[CHALLENGE]:
Work out how many lines hold "have". Give the number and nothing else.

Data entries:
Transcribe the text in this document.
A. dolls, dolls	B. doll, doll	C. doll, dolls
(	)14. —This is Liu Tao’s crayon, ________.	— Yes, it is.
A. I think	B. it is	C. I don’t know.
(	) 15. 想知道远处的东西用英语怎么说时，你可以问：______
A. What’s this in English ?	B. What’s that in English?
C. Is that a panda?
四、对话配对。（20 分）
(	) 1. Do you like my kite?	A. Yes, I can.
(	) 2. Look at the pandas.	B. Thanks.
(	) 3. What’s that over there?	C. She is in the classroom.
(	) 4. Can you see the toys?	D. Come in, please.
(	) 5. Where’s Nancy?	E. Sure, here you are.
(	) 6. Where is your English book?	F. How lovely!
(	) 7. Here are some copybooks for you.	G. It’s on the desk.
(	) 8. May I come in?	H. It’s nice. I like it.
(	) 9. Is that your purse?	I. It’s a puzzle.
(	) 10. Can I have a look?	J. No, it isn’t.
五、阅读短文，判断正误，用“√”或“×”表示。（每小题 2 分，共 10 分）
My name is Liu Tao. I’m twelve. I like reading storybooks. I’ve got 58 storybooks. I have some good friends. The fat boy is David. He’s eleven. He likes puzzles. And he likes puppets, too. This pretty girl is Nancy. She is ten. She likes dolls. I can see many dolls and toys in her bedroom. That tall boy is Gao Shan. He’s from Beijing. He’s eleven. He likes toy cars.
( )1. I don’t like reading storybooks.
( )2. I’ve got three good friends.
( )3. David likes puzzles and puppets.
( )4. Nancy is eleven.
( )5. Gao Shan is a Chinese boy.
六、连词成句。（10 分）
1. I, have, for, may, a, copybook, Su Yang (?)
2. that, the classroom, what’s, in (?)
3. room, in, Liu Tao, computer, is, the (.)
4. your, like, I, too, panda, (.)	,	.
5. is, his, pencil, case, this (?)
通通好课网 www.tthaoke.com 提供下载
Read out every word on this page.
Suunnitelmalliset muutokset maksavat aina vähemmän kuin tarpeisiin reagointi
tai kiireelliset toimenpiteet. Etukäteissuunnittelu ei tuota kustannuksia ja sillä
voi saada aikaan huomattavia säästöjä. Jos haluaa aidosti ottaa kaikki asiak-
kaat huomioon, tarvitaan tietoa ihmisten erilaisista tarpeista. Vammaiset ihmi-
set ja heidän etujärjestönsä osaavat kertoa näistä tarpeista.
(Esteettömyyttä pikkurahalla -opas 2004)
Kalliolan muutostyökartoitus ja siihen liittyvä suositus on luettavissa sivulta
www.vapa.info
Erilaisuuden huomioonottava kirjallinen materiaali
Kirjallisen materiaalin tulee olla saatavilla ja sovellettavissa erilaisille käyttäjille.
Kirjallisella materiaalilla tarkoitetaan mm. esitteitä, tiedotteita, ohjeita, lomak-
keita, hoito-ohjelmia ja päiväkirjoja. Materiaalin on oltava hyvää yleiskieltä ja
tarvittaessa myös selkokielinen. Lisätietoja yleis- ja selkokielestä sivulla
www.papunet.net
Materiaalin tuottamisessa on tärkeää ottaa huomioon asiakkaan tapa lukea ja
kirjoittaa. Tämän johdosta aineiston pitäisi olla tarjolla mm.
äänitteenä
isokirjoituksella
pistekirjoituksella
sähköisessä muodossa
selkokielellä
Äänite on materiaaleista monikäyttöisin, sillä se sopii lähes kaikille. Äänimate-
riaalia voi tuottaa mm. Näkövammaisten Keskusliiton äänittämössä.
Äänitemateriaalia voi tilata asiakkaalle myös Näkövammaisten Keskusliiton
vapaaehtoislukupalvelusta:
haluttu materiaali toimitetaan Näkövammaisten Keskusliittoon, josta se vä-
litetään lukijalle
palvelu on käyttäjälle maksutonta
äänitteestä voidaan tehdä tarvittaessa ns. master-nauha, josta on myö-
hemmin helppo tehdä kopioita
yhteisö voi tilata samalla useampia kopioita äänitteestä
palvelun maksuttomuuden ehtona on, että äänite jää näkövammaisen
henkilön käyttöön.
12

[SOLUTION FOR THIS TASK]:
3